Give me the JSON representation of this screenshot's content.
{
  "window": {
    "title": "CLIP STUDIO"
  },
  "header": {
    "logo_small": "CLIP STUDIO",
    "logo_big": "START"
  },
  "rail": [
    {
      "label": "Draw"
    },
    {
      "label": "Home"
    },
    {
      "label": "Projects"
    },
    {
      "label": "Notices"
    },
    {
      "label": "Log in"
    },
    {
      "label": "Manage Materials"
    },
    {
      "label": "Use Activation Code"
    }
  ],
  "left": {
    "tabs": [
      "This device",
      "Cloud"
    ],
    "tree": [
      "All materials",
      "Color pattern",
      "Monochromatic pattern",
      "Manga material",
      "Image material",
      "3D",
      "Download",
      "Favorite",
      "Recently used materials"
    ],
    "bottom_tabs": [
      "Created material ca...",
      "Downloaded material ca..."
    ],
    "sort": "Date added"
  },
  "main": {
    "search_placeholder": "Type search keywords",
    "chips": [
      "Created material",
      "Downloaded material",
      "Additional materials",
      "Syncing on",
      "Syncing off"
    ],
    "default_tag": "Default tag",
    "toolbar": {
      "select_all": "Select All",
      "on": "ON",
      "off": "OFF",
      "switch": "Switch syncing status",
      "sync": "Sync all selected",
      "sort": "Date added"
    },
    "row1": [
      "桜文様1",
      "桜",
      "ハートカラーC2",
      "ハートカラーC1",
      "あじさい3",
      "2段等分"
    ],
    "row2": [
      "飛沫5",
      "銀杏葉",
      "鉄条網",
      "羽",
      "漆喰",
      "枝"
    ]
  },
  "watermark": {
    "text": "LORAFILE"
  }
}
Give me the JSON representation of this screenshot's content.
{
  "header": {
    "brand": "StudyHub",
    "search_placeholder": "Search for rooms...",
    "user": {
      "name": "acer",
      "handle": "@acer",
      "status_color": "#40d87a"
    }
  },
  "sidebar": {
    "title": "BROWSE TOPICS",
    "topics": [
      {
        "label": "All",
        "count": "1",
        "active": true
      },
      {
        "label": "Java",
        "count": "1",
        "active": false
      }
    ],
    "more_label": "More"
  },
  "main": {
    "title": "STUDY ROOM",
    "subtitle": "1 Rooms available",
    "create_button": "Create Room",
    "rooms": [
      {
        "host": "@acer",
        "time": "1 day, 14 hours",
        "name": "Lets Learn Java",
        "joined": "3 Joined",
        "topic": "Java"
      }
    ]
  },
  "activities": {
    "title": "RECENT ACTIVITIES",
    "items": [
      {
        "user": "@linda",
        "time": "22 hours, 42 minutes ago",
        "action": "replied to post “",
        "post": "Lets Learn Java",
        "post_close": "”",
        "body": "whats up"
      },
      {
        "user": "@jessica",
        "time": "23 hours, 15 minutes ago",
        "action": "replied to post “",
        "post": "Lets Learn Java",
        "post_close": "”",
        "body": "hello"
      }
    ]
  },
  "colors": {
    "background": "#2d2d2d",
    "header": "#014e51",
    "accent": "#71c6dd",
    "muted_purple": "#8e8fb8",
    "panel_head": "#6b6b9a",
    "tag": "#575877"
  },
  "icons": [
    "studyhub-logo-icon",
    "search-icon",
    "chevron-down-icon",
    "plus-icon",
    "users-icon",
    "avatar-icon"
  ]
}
------------------------------------------------
## EXERCISE AIM
From the records above, extract everything verbatim.

## EXERCISE RESPONSE
Give me the JSON representation of this screenshot's content.
{
  "window": {
    "title": "CLIP STUDIO"
  },
  "header": {
    "logo_small": "CLIP STUDIO",
    "logo_big": "START"
  },
  "rail": [
    {
      "label": "Draw"
    },
    {
      "label": "Home"
    },
    {
      "label": "Projects"
    },
    {
      "label": "Notices"
    },
    {
      "label": "Log in"
    },
    {
      "label": "Manage Materials"
    },
    {
      "label": "Use Activation Code"
    }
  ],
  "left": {
    "tabs": [
      "This device",
      "Cloud"
    ],
    "tree": [
      "All materials",
      "Color pattern",
      "Monochromatic pattern",
      "Manga material",
      "Image material",
      "3D",
      "Download",
      "Favorite",
      "Recently used materials"
    ],
    "bottom_tabs": [
      "Created material ca...",
      "Downloaded material ca..."
    ],
    "sort": "Date added"
  },
  "main": {
    "search_placeholder": "Type search keywords",
    "chips": [
      "Created material",
      "Downloaded material",
      "Additional materials",
      "Syncing on",
      "Syncing off"
    ],
    "default_tag": "Default tag",
    "toolbar": {
      "select_all": "Select All",
      "on": "ON",
      "off": "OFF",
      "switch": "Switch syncing status",
      "sync": "Sync all selected",
      "sort": "Date added"
    },
    "row1": [
      "桜文様1",
      "桜",
      "ハートカラーC2",
      "ハートカラーC1",
      "あじさい3",
      "2段等分"
    ],
    "row2": [
      "飛沫5",
      "銀杏葉",
      "鉄条網",
      "羽",
      "漆喰",
      "枝"
    ]
  },
  "watermark": {
    "text": "LORAFILE"
  }
}
Give me the JSON representation of this screenshot's content.
{
  "header": {
    "brand": "StudyHub",
    "search_placeholder": "Search for rooms...",
    "user": {
      "name": "acer",
      "handle": "@acer",
      "status_color": "#40d87a"
    }
  },
  "sidebar": {
    "title": "BROWSE TOPICS",
    "topics": [
      {
        "label": "All",
        "count": "1",
        "active": true
      },
      {
        "label": "Java",
        "count": "1",
        "active": false
      }
    ],
    "more_label": "More"
  },
  "main": {
    "title": "STUDY ROOM",
    "subtitle": "1 Rooms available",
    "create_button": "Create Room",
    "rooms": [
      {
        "host": "@acer",
        "time": "1 day, 14 hours",
        "name": "Lets Learn Java",
        "joined": "3 Joined",
        "topic": "Java"
      }
    ]
  },
  "activities": {
    "title": "RECENT ACTIVITIES",
    "items": [
      {
        "user": "@linda",
        "time": "22 hours, 42 minutes ago",
        "action": "replied to post “",
        "post": "Lets Learn Java",
        "post_close": "”",
        "body": "whats up"
      },
      {
        "user": "@jessica",
        "time": "23 hours, 15 minutes ago",
        "action": "replied to post “",
        "post": "Lets Learn Java",
        "post_close": "”",
        "body": "hello"
      }
    ]
  },
  "colors": {
    "background": "#2d2d2d",
    "header": "#014e51",
    "accent": "#71c6dd",
    "muted_purple": "#8e8fb8",
    "panel_head": "#6b6b9a",
    "tag": "#575877"
  },
  "icons": [
    "studyhub-logo-icon",
    "search-icon",
    "chevron-down-icon",
    "plus-icon",
    "users-icon",
    "avatar-icon"
  ]
}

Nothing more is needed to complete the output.